To be done:
In the records below, pick out all lines containing the word "Кировской".

*** Listed entries

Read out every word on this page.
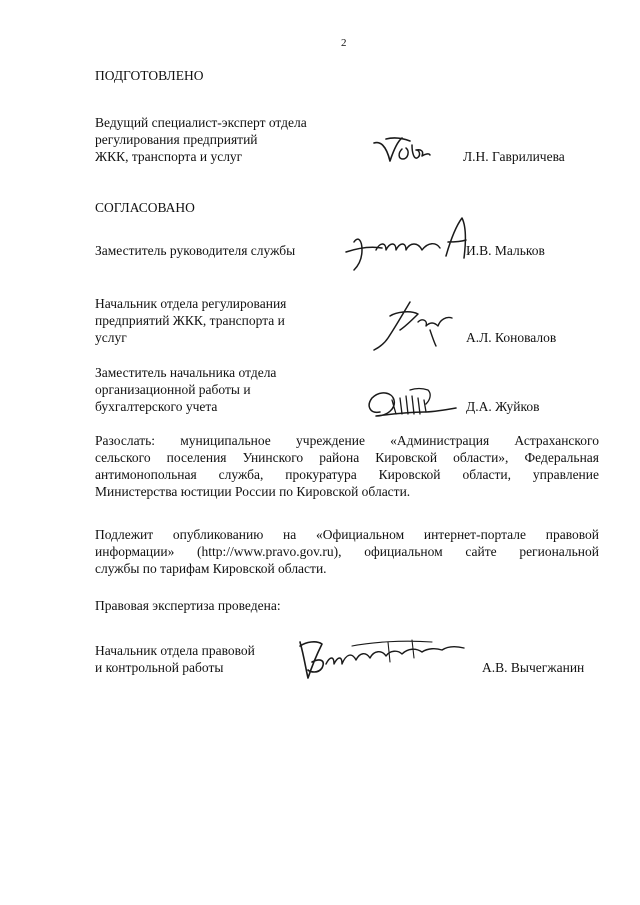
2
ПОДГОТОВЛЕНО
Ведущий специалист-эксперт отдела
регулирования предприятий
ЖКК, транспорта и услуг	Л.Н. Гавриличева
СОГЛАСОВАНО
Заместитель руководителя службы	И.В. Мальков
Начальник отдела регулирования
предприятий ЖКК, транспорта и
услуг	А.Л. Коновалов
Заместитель начальника отдела
организационной работы и
бухгалтерского учета	Д.А. Жуйков
Разослать: муниципальное учреждение «Администрация Астраханского
сельского поселения Унинского района Кировской области», Федеральная
антимонопольная служба, прокуратура Кировской области, управление
Министерства юстиции России по Кировской области.
Подлежит опубликованию на «Официальном интернет-портале правовой
информации» (http://www.pravo.gov.ru), официальном сайте региональной
службы по тарифам Кировской области.
Правовая экспертиза проведена:
Начальник отдела правовой
и контрольной работы	А.В. Вычегжанин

******

Answer in full:
сельского поселения Унинского района Кировской области», Федеральная
антимонопольная служба, прокуратура Кировской области, управление
Министерства юстиции России по Кировской области.
службы по тарифам Кировской области.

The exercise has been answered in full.